Given instruction: Retype, word for word, the line containing "Transcribe the text in this document." and every line after it to the end. Skip pictures.

Collection entries:
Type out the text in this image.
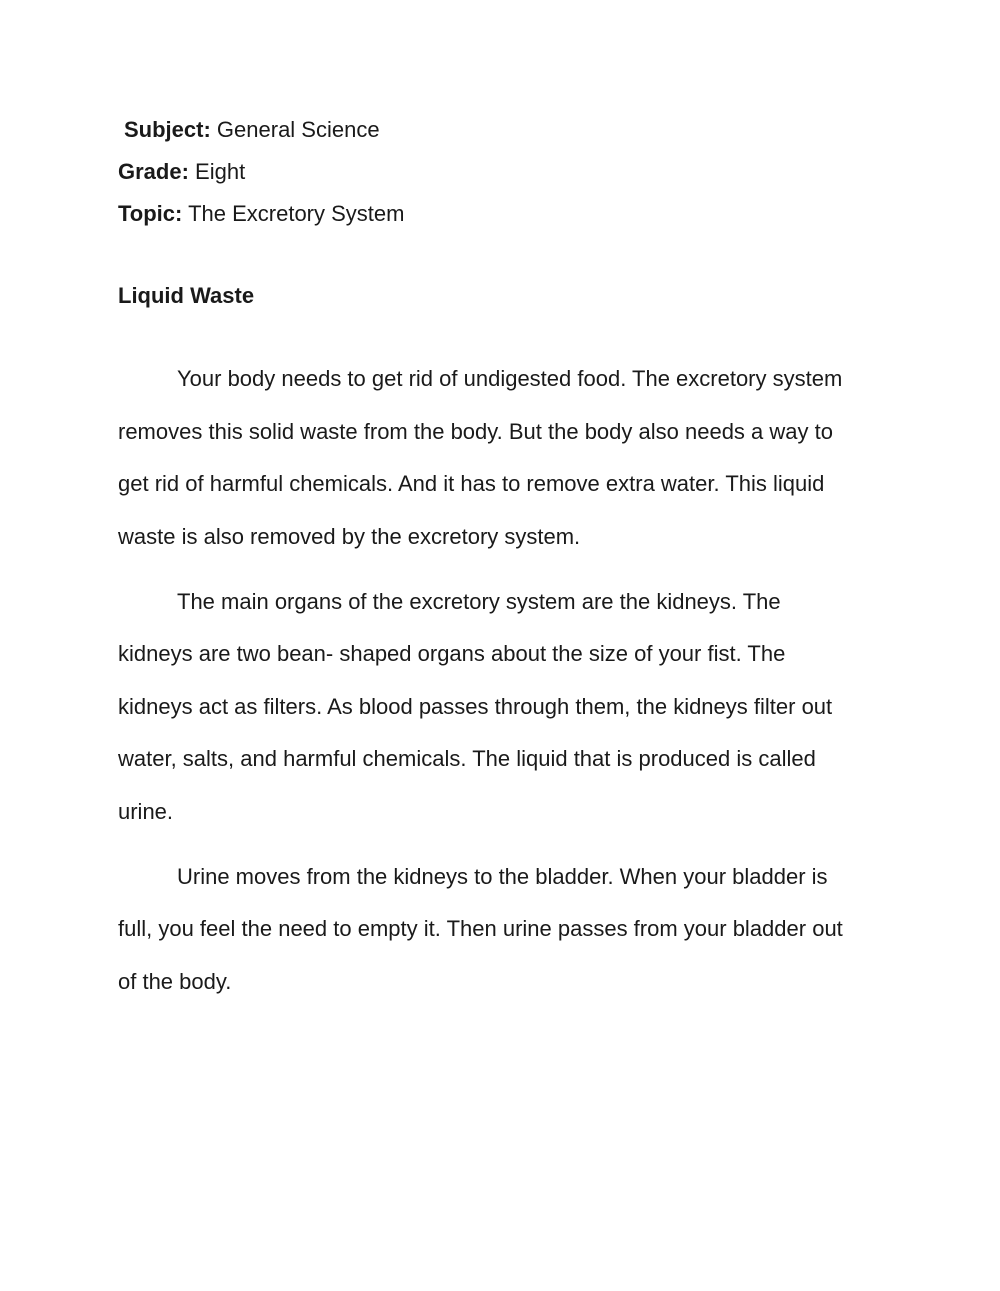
Subject: General Science
Grade: Eight
Topic: The Excretory System
Liquid Waste
Your body needs to get rid of undigested food. The excretory system
removes this solid waste from the body. But the body also needs a way to
get rid of harmful chemicals. And it has to remove extra water. This liquid
waste is also removed by the excretory system.
The main organs of the excretory system are the kidneys. The
kidneys are two bean- shaped organs about the size of your fist. The
kidneys act as filters. As blood passes through them, the kidneys filter out
water, salts, and harmful chemicals. The liquid that is produced is called
urine.
Urine moves from the kidneys to the bladder. When your bladder is
full, you feel the need to empty it. Then urine passes from your bladder out
of the body.
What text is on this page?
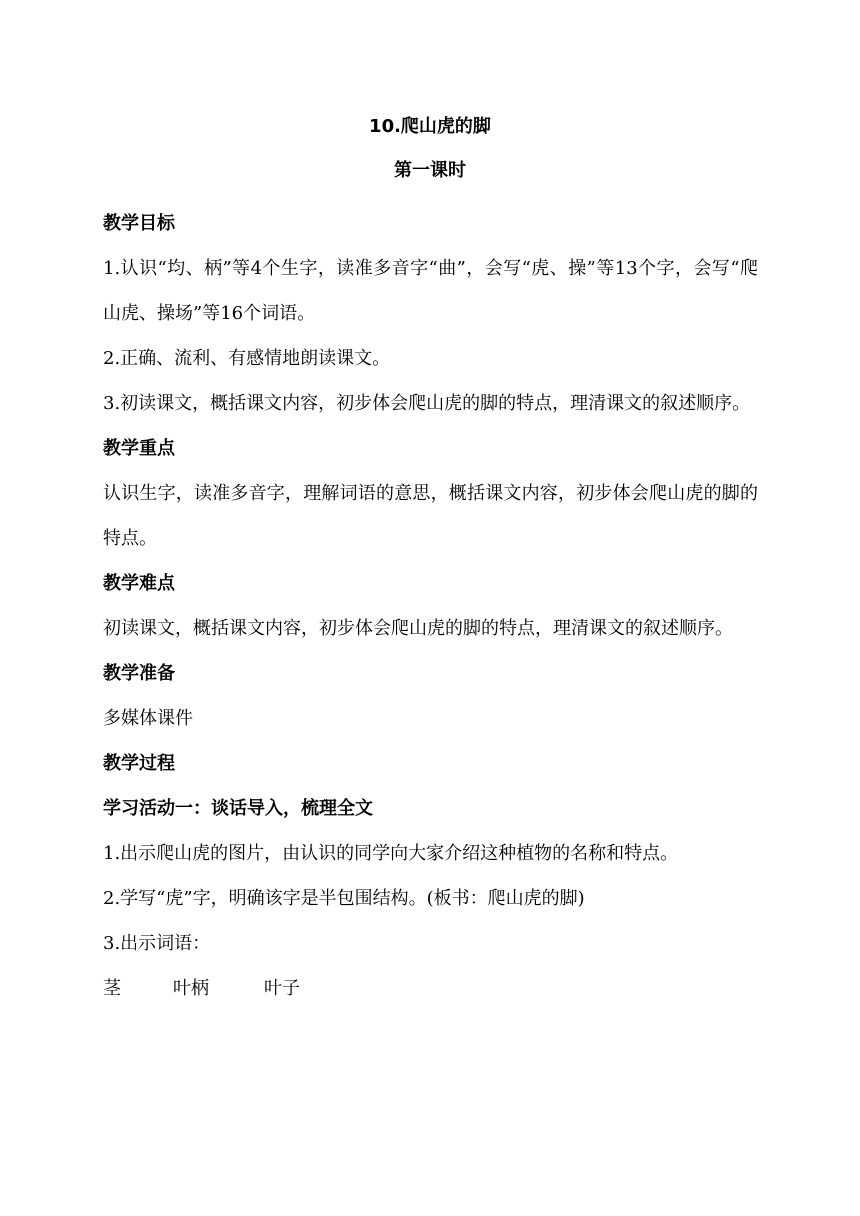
10.爬山虎的脚
第一课时

教学目标

1.认识“均、柄”等4个生字，读准多音字“曲”，会写“虎、操”等13个字，会写“爬山虎、操场”等16个词语。

2.正确、流利、有感情地朗读课文。

3.初读课文，概括课文内容，初步体会爬山虎的脚的特点，理清课文的叙述顺序。

教学重点

认识生字，读准多音字，理解词语的意思，概括课文内容，初步体会爬山虎的脚的特点。

教学难点

初读课文，概括课文内容，初步体会爬山虎的脚的特点，理清课文的叙述顺序。

教学准备

多媒体课件

教学过程

学习活动一：谈话导入，梳理全文

1.出示爬山虎的图片，由认识的同学向大家介绍这种植物的名称和特点。

2.学写“虎”字，明确该字是半包围结构。(板书：爬山虎的脚)

3.出示词语：

茎	叶柄	叶子
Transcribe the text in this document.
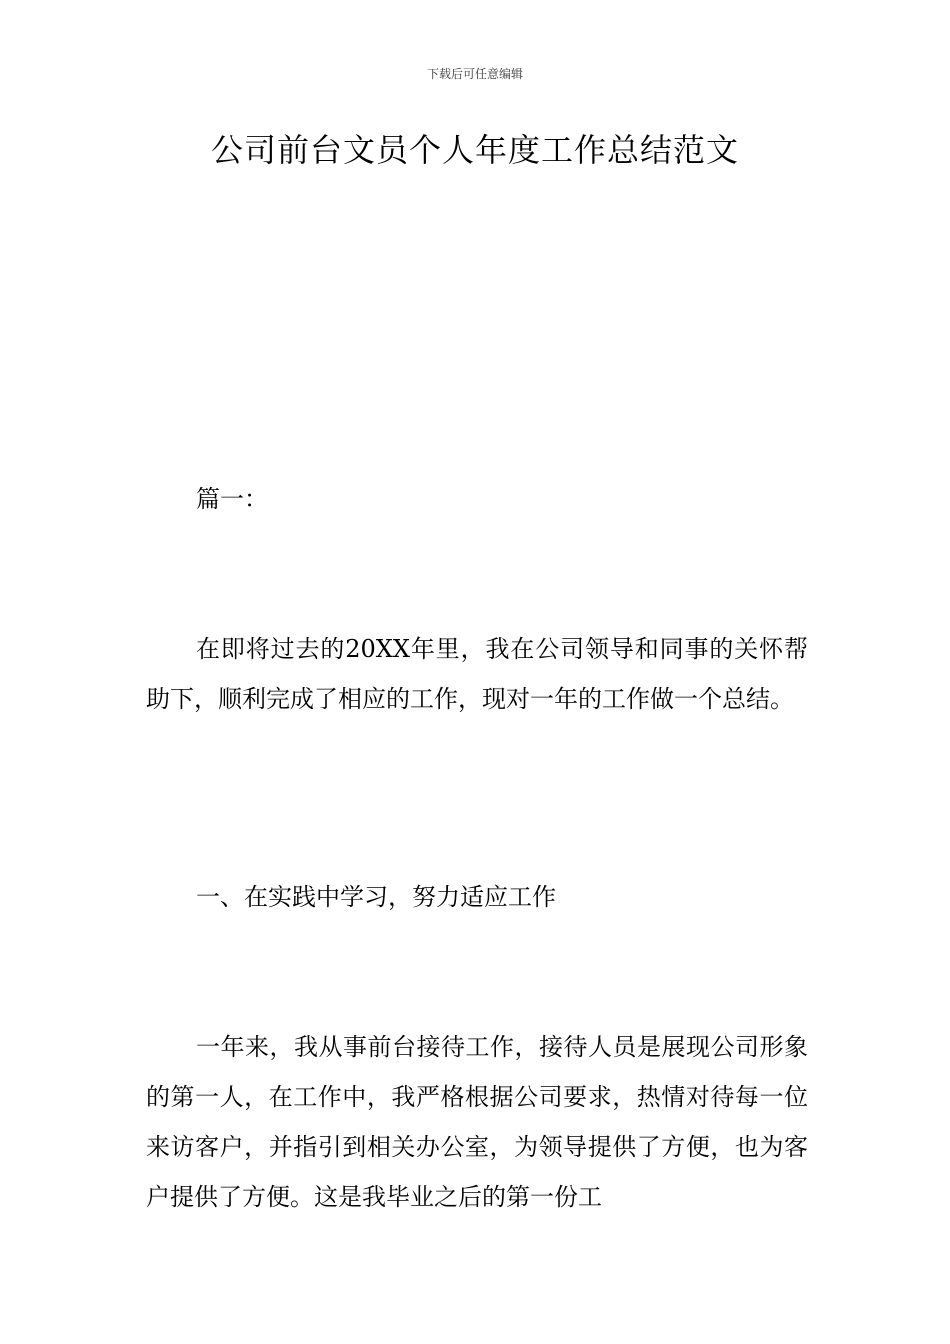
下载后可任意编辑
公司前台文员个人年度工作总结范文

篇一：

在即将过去的20XX年里，我在公司领导和同事的关怀帮助下，顺利完成了相应的工作，现对一年的工作做一个总结。

一、在实践中学习，努力适应工作

一年来，我从事前台接待工作，接待人员是展现公司形象的第一人，在工作中，我严格根据公司要求，热情对待每一位来访客户，并指引到相关办公室，为领导提供了方便，也为客户提供了方便。这是我毕业之后的第一份工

Expected answer:
Transcribe the text in this document.
下载后可任意编辑
公司前台文员个人年度工作总结范文

篇一：

在即将过去的20XX年里，我在公司领导和同事的关怀帮助下，顺利完成了相应的工作，现对一年的工作做一个总结。

一、在实践中学习，努力适应工作

一年来，我从事前台接待工作，接待人员是展现公司形象的第一人，在工作中，我严格根据公司要求，热情对待每一位来访客户，并指引到相关办公室，为领导提供了方便，也为客户提供了方便。这是我毕业之后的第一份工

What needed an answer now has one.